TASK TO CARRY OUT » Pick out the lines below that contain the string "name" and copy them all.

--- start RECORD EXTRACTS ---

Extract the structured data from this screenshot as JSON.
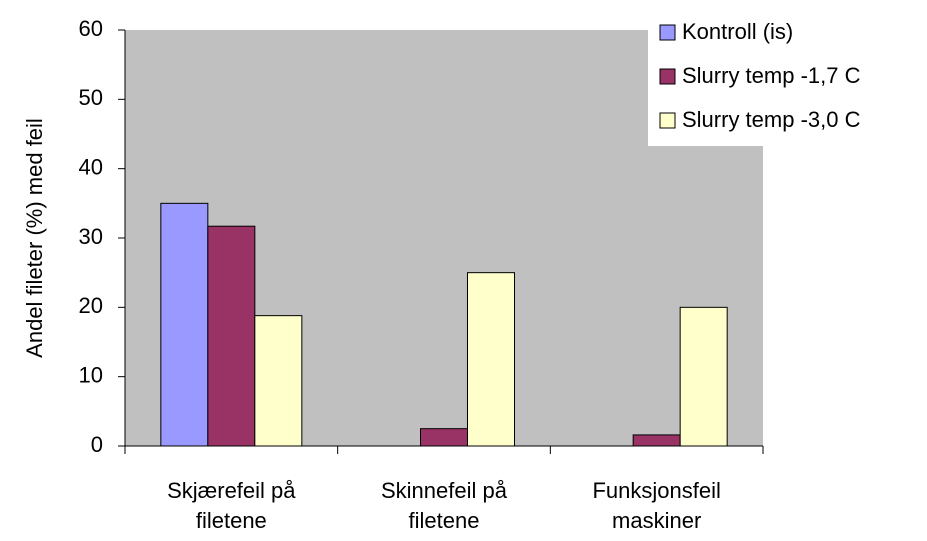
{
  "chart_data": {
    "type": "bar",
    "y_label": "Andel fileter (%) med feil",
    "categories": [
      [
        "Skjærefeil på",
        "filetene"
      ],
      [
        "Skinnefeil på",
        "filetene"
      ],
      [
        "Funksjonsfeil",
        "maskiner"
      ]
    ],
    "series": [
      {
        "name": "Kontroll (is)",
        "color": "#9999ff",
        "values": [
          35,
          0,
          0
        ]
      },
      {
        "name": "Slurry temp -1,7 C",
        "color": "#993366",
        "values": [
          31.7,
          2.5,
          1.6
        ]
      },
      {
        "name": "Slurry temp -3,0 C",
        "color": "#ffffcc",
        "values": [
          18.8,
          25,
          20
        ]
      }
    ],
    "ylim": [
      0,
      60
    ],
    "yticks": [
      0,
      10,
      20,
      30,
      40,
      50,
      60
    ],
    "plot_background": "#c0c0c0",
    "legend": "top-right"
  }
}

--- end RECORD EXTRACTS ---

TASK RESPONSE »
        "name": "Kontroll (is)",
        "name": "Slurry temp -1,7 C",
        "name": "Slurry temp -3,0 C",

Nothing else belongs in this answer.